Your objective: Retype the data that follows line by line, exactly, and leave its pictures out.

Records provided:
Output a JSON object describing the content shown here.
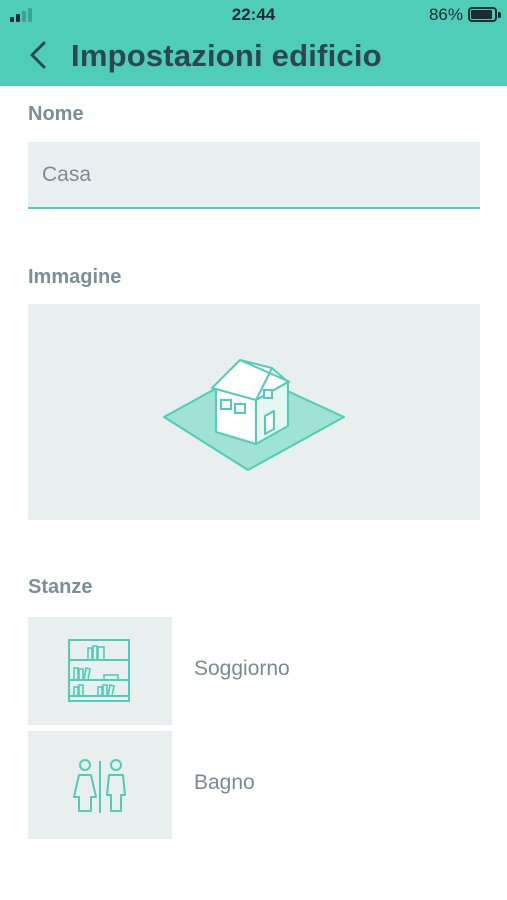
{
  "status_bar": {
    "time": "22:44",
    "battery": "86%"
  },
  "header": {
    "title": "Impostazioni edificio"
  },
  "name_section": {
    "label": "Nome",
    "value": "Casa"
  },
  "image_section": {
    "label": "Immagine"
  },
  "rooms_section": {
    "label": "Stanze",
    "rooms": [
      {
        "label": "Soggiorno",
        "icon": "bookshelf-icon"
      },
      {
        "label": "Bagno",
        "icon": "restroom-icon"
      }
    ]
  },
  "colors": {
    "accent": "#4ECDB8",
    "title": "#2D4654",
    "tile": "#E9EEEE"
  }
}
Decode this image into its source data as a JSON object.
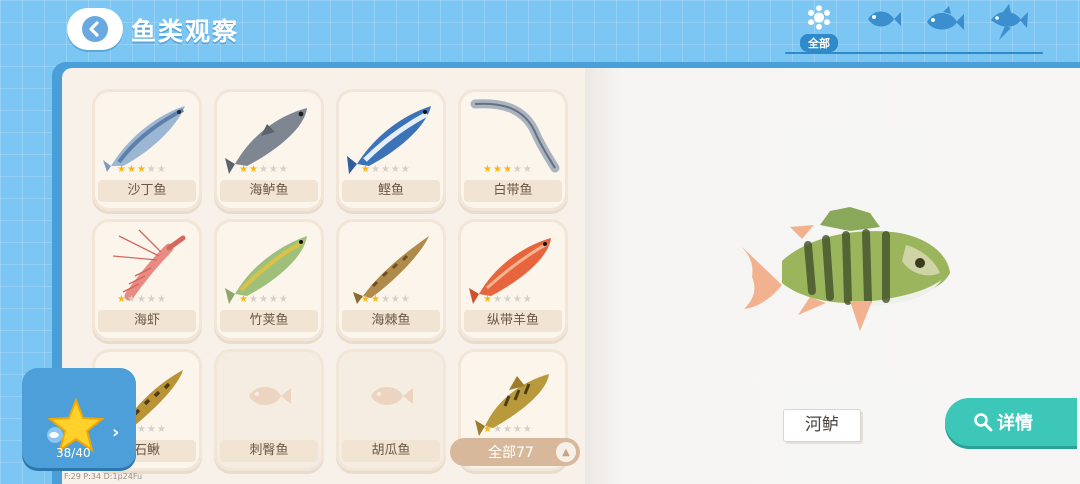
{
  "header": {
    "title": "鱼类观察",
    "filters": [
      {
        "icon": "all-dots-icon",
        "label": "全部",
        "active": true
      },
      {
        "icon": "small-fish-icon",
        "label": ""
      },
      {
        "icon": "medium-fish-icon",
        "label": ""
      },
      {
        "icon": "large-fish-icon",
        "label": ""
      }
    ]
  },
  "fish_list": [
    {
      "name": "沙丁鱼",
      "stars": 3,
      "max_stars": 5,
      "locked": false
    },
    {
      "name": "海鲈鱼",
      "stars": 2,
      "max_stars": 5,
      "locked": false
    },
    {
      "name": "鲣鱼",
      "stars": 1,
      "max_stars": 5,
      "locked": false
    },
    {
      "name": "白带鱼",
      "stars": 3,
      "max_stars": 5,
      "locked": false
    },
    {
      "name": "海虾",
      "stars": 1,
      "max_stars": 5,
      "locked": false
    },
    {
      "name": "竹荚鱼",
      "stars": 1,
      "max_stars": 5,
      "locked": false
    },
    {
      "name": "海棘鱼",
      "stars": 2,
      "max_stars": 5,
      "locked": false
    },
    {
      "name": "纵带羊鱼",
      "stars": 1,
      "max_stars": 5,
      "locked": false
    },
    {
      "name": "石鳅",
      "stars": 1,
      "max_stars": 5,
      "locked": false
    },
    {
      "name": "刺臀鱼",
      "stars": 0,
      "max_stars": 5,
      "locked": true
    },
    {
      "name": "胡瓜鱼",
      "stars": 0,
      "max_stars": 5,
      "locked": true
    },
    {
      "name": "",
      "stars": 1,
      "max_stars": 5,
      "locked": false
    }
  ],
  "filter_dropdown": {
    "label": "全部77"
  },
  "collection": {
    "count": "38/40"
  },
  "detail": {
    "fish_name": "河鲈",
    "details_button": "详情"
  },
  "footer": {
    "debug_text": "F:29  P:34  D:1p24Fu"
  },
  "colors": {
    "accent_blue": "#2e8ac8",
    "teal_button": "#3cc7b8",
    "star_gold": "#f6b71b"
  }
}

Completed task:
Output a JSON object describing the content shown here.
{
  "status_bar": {
    "time": "22:44",
    "battery": "86%"
  },
  "header": {
    "title": "Impostazioni edificio"
  },
  "name_section": {
    "label": "Nome",
    "value": "Casa"
  },
  "image_section": {
    "label": "Immagine"
  },
  "rooms_section": {
    "label": "Stanze",
    "rooms": [
      {
        "label": "Soggiorno",
        "icon": "bookshelf-icon"
      },
      {
        "label": "Bagno",
        "icon": "restroom-icon"
      }
    ]
  },
  "colors": {
    "accent": "#4ECDB8",
    "title": "#2D4654",
    "tile": "#E9EEEE"
  }
}
Decode this image into its source data as a JSON object.
{
  "header": {
    "title": "鱼类观察",
    "filters": [
      {
        "icon": "all-dots-icon",
        "label": "全部",
        "active": true
      },
      {
        "icon": "small-fish-icon",
        "label": ""
      },
      {
        "icon": "medium-fish-icon",
        "label": ""
      },
      {
        "icon": "large-fish-icon",
        "label": ""
      }
    ]
  },
  "fish_list": [
    {
      "name": "沙丁鱼",
      "stars": 3,
      "max_stars": 5,
      "locked": false
    },
    {
      "name": "海鲈鱼",
      "stars": 2,
      "max_stars": 5,
      "locked": false
    },
    {
      "name": "鲣鱼",
      "stars": 1,
      "max_stars": 5,
      "locked": false
    },
    {
      "name": "白带鱼",
      "stars": 3,
      "max_stars": 5,
      "locked": false
    },
    {
      "name": "海虾",
      "stars": 1,
      "max_stars": 5,
      "locked": false
    },
    {
      "name": "竹荚鱼",
      "stars": 1,
      "max_stars": 5,
      "locked": false
    },
    {
      "name": "海棘鱼",
      "stars": 2,
      "max_stars": 5,
      "locked": false
    },
    {
      "name": "纵带羊鱼",
      "stars": 1,
      "max_stars": 5,
      "locked": false
    },
    {
      "name": "石鳅",
      "stars": 1,
      "max_stars": 5,
      "locked": false
    },
    {
      "name": "刺臀鱼",
      "stars": 0,
      "max_stars": 5,
      "locked": true
    },
    {
      "name": "胡瓜鱼",
      "stars": 0,
      "max_stars": 5,
      "locked": true
    },
    {
      "name": "",
      "stars": 1,
      "max_stars": 5,
      "locked": false
    }
  ],
  "filter_dropdown": {
    "label": "全部77"
  },
  "collection": {
    "count": "38/40"
  },
  "detail": {
    "fish_name": "河鲈",
    "details_button": "详情"
  },
  "footer": {
    "debug_text": "F:29  P:34  D:1p24Fu"
  },
  "colors": {
    "accent_blue": "#2e8ac8",
    "teal_button": "#3cc7b8",
    "star_gold": "#f6b71b"
  }
}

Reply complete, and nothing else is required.